Figure dataset records »
** start **
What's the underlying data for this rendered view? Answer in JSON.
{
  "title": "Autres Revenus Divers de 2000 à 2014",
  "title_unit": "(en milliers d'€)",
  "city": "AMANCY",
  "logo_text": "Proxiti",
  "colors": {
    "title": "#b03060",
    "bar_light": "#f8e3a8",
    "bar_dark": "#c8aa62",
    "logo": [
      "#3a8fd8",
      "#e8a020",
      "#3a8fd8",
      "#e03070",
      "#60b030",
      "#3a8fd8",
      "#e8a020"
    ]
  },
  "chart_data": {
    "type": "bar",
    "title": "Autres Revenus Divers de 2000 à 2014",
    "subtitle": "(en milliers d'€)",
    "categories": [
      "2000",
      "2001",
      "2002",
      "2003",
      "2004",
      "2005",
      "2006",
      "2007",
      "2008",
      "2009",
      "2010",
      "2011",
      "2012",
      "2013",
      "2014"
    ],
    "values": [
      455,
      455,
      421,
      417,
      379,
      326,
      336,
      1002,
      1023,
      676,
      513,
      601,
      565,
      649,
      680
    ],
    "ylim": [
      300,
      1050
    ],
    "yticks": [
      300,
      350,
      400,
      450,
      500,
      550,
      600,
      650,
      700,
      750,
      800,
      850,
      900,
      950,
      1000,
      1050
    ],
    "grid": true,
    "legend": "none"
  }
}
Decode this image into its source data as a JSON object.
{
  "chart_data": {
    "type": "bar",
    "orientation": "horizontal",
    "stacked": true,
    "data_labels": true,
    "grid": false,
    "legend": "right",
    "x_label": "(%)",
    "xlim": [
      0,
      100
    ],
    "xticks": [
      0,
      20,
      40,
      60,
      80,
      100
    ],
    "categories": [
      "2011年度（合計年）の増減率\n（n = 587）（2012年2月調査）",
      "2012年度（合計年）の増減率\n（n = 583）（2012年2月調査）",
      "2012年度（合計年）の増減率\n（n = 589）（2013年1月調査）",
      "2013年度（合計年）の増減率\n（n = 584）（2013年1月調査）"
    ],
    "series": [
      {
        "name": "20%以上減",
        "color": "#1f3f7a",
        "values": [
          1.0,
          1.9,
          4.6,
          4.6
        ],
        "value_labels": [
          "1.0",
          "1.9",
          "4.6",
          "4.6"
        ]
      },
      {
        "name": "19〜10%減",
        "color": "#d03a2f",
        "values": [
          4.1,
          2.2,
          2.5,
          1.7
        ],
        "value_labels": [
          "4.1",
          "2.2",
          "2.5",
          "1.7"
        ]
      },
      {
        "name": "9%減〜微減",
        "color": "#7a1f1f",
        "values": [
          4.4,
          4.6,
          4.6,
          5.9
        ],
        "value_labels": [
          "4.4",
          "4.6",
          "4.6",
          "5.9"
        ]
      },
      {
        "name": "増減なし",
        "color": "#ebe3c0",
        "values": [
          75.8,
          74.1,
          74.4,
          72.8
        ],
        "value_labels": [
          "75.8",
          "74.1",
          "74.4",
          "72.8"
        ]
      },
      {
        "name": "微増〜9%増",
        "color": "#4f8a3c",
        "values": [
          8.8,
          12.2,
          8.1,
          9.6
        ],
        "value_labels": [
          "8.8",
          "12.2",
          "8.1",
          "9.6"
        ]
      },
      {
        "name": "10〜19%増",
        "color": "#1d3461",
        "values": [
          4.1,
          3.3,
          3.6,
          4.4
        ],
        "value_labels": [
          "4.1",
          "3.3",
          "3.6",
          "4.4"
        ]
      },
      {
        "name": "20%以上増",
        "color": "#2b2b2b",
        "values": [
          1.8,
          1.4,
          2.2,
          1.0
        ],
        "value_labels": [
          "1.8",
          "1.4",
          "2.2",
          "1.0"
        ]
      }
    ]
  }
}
** end **
JOB » Make a verbatim copy of every entry shown above.

THE SOLUTION »
What's the underlying data for this rendered view? Answer in JSON.
{
  "title": "Autres Revenus Divers de 2000 à 2014",
  "title_unit": "(en milliers d'€)",
  "city": "AMANCY",
  "logo_text": "Proxiti",
  "colors": {
    "title": "#b03060",
    "bar_light": "#f8e3a8",
    "bar_dark": "#c8aa62",
    "logo": [
      "#3a8fd8",
      "#e8a020",
      "#3a8fd8",
      "#e03070",
      "#60b030",
      "#3a8fd8",
      "#e8a020"
    ]
  },
  "chart_data": {
    "type": "bar",
    "title": "Autres Revenus Divers de 2000 à 2014",
    "subtitle": "(en milliers d'€)",
    "categories": [
      "2000",
      "2001",
      "2002",
      "2003",
      "2004",
      "2005",
      "2006",
      "2007",
      "2008",
      "2009",
      "2010",
      "2011",
      "2012",
      "2013",
      "2014"
    ],
    "values": [
      455,
      455,
      421,
      417,
      379,
      326,
      336,
      1002,
      1023,
      676,
      513,
      601,
      565,
      649,
      680
    ],
    "ylim": [
      300,
      1050
    ],
    "yticks": [
      300,
      350,
      400,
      450,
      500,
      550,
      600,
      650,
      700,
      750,
      800,
      850,
      900,
      950,
      1000,
      1050
    ],
    "grid": true,
    "legend": "none"
  }
}
Decode this image into its source data as a JSON object.
{
  "chart_data": {
    "type": "bar",
    "orientation": "horizontal",
    "stacked": true,
    "data_labels": true,
    "grid": false,
    "legend": "right",
    "x_label": "(%)",
    "xlim": [
      0,
      100
    ],
    "xticks": [
      0,
      20,
      40,
      60,
      80,
      100
    ],
    "categories": [
      "2011年度（合計年）の増減率\n（n = 587）（2012年2月調査）",
      "2012年度（合計年）の増減率\n（n = 583）（2012年2月調査）",
      "2012年度（合計年）の増減率\n（n = 589）（2013年1月調査）",
      "2013年度（合計年）の増減率\n（n = 584）（2013年1月調査）"
    ],
    "series": [
      {
        "name": "20%以上減",
        "color": "#1f3f7a",
        "values": [
          1.0,
          1.9,
          4.6,
          4.6
        ],
        "value_labels": [
          "1.0",
          "1.9",
          "4.6",
          "4.6"
        ]
      },
      {
        "name": "19〜10%減",
        "color": "#d03a2f",
        "values": [
          4.1,
          2.2,
          2.5,
          1.7
        ],
        "value_labels": [
          "4.1",
          "2.2",
          "2.5",
          "1.7"
        ]
      },
      {
        "name": "9%減〜微減",
        "color": "#7a1f1f",
        "values": [
          4.4,
          4.6,
          4.6,
          5.9
        ],
        "value_labels": [
          "4.4",
          "4.6",
          "4.6",
          "5.9"
        ]
      },
      {
        "name": "増減なし",
        "color": "#ebe3c0",
        "values": [
          75.8,
          74.1,
          74.4,
          72.8
        ],
        "value_labels": [
          "75.8",
          "74.1",
          "74.4",
          "72.8"
        ]
      },
      {
        "name": "微増〜9%増",
        "color": "#4f8a3c",
        "values": [
          8.8,
          12.2,
          8.1,
          9.6
        ],
        "value_labels": [
          "8.8",
          "12.2",
          "8.1",
          "9.6"
        ]
      },
      {
        "name": "10〜19%増",
        "color": "#1d3461",
        "values": [
          4.1,
          3.3,
          3.6,
          4.4
        ],
        "value_labels": [
          "4.1",
          "3.3",
          "3.6",
          "4.4"
        ]
      },
      {
        "name": "20%以上増",
        "color": "#2b2b2b",
        "values": [
          1.8,
          1.4,
          2.2,
          1.0
        ],
        "value_labels": [
          "1.8",
          "1.4",
          "2.2",
          "1.0"
        ]
      }
    ]
  }
}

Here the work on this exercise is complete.